What to do
Repeat the listing in full, exactly as it stands.

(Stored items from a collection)
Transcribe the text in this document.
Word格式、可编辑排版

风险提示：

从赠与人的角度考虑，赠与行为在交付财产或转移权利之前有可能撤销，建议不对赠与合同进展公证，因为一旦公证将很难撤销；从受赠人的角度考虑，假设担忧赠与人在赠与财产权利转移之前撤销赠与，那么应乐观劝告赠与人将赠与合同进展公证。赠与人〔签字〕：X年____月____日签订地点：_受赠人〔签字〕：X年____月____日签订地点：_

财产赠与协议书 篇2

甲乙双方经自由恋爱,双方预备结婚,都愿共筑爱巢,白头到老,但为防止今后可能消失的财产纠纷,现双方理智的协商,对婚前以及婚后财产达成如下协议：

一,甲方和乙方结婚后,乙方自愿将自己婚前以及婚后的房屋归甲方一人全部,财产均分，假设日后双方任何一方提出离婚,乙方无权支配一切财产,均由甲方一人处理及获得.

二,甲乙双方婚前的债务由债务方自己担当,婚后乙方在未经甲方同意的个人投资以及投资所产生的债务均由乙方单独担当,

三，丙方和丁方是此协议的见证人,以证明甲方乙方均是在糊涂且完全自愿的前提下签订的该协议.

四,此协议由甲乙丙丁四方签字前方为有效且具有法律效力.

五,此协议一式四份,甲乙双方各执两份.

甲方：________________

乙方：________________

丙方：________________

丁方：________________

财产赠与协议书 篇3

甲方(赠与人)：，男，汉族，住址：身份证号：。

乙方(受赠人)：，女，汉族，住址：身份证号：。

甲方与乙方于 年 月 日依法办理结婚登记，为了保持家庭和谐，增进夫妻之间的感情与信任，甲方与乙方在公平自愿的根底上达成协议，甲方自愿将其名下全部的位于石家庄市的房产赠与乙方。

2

Finished answer
Transcribe the text in this document.
Word格式、可编辑排版

风险提示：

从赠与人的角度考虑，赠与行为在交付财产或转移权利之前有可能撤销，建议不对赠与合同进展公证，因为一旦公证将很难撤销；从受赠人的角度考虑，假设担忧赠与人在赠与财产权利转移之前撤销赠与，那么应乐观劝告赠与人将赠与合同进展公证。赠与人〔签字〕：X年____月____日签订地点：_受赠人〔签字〕：X年____月____日签订地点：_

财产赠与协议书 篇2

甲乙双方经自由恋爱,双方预备结婚,都愿共筑爱巢,白头到老,但为防止今后可能消失的财产纠纷,现双方理智的协商,对婚前以及婚后财产达成如下协议：

一,甲方和乙方结婚后,乙方自愿将自己婚前以及婚后的房屋归甲方一人全部,财产均分，假设日后双方任何一方提出离婚,乙方无权支配一切财产,均由甲方一人处理及获得.

二,甲乙双方婚前的债务由债务方自己担当,婚后乙方在未经甲方同意的个人投资以及投资所产生的债务均由乙方单独担当,

三，丙方和丁方是此协议的见证人,以证明甲方乙方均是在糊涂且完全自愿的前提下签订的该协议.

四,此协议由甲乙丙丁四方签字前方为有效且具有法律效力.

五,此协议一式四份,甲乙双方各执两份.

甲方：________________

乙方：________________

丙方：________________

丁方：________________

财产赠与协议书 篇3

甲方(赠与人)：，男，汉族，住址：身份证号：。

乙方(受赠人)：，女，汉族，住址：身份证号：。

甲方与乙方于 年 月 日依法办理结婚登记，为了保持家庭和谐，增进夫妻之间的感情与信任，甲方与乙方在公平自愿的根底上达成协议，甲方自愿将其名下全部的位于石家庄市的房产赠与乙方。

2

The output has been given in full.